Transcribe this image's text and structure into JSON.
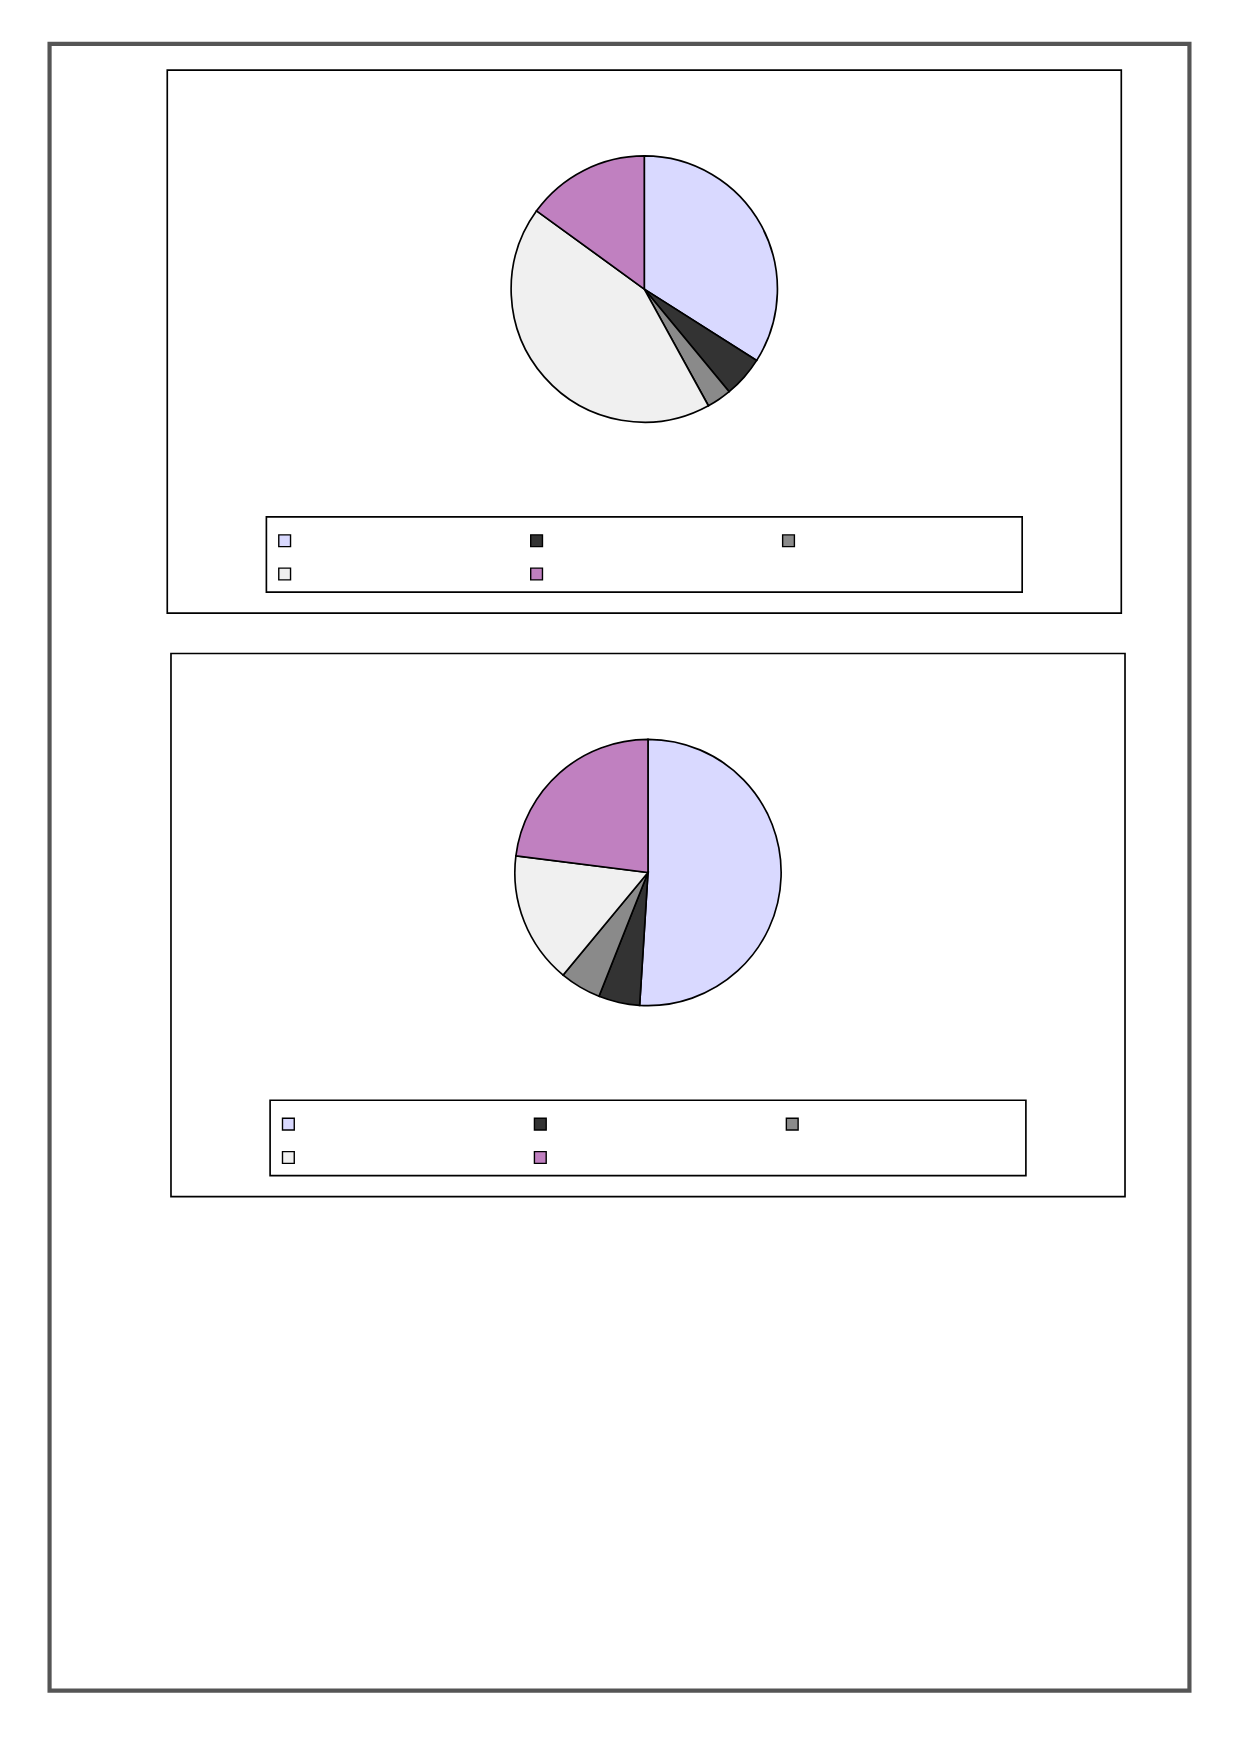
{
  "chart_data": [
    {
      "type": "pie",
      "categories": [
        null,
        null,
        null,
        null,
        null
      ],
      "values": [
        34,
        5,
        3,
        43,
        15
      ],
      "colors": [
        "#d9d9ff",
        "#333333",
        "#8a8a8a",
        "#f0f0f0",
        "#c080c0"
      ]
    },
    {
      "type": "pie",
      "categories": [
        null,
        null,
        null,
        null,
        null
      ],
      "values": [
        51,
        5,
        5,
        16,
        23
      ],
      "colors": [
        "#d9d9ff",
        "#333333",
        "#8a8a8a",
        "#f0f0f0",
        "#c080c0"
      ]
    }
  ]
}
━━━━
**Problem requirements:** The records above are to be reproduced exactly; the pictures are to be left out.

**Task solution:**
Transcribe this image's text and structure into JSON.
{
  "chart_data": [
    {
      "type": "pie",
      "categories": [
        null,
        null,
        null,
        null,
        null
      ],
      "values": [
        34,
        5,
        3,
        43,
        15
      ],
      "colors": [
        "#d9d9ff",
        "#333333",
        "#8a8a8a",
        "#f0f0f0",
        "#c080c0"
      ]
    },
    {
      "type": "pie",
      "categories": [
        null,
        null,
        null,
        null,
        null
      ],
      "values": [
        51,
        5,
        5,
        16,
        23
      ],
      "colors": [
        "#d9d9ff",
        "#333333",
        "#8a8a8a",
        "#f0f0f0",
        "#c080c0"
      ]
    }
  ]
}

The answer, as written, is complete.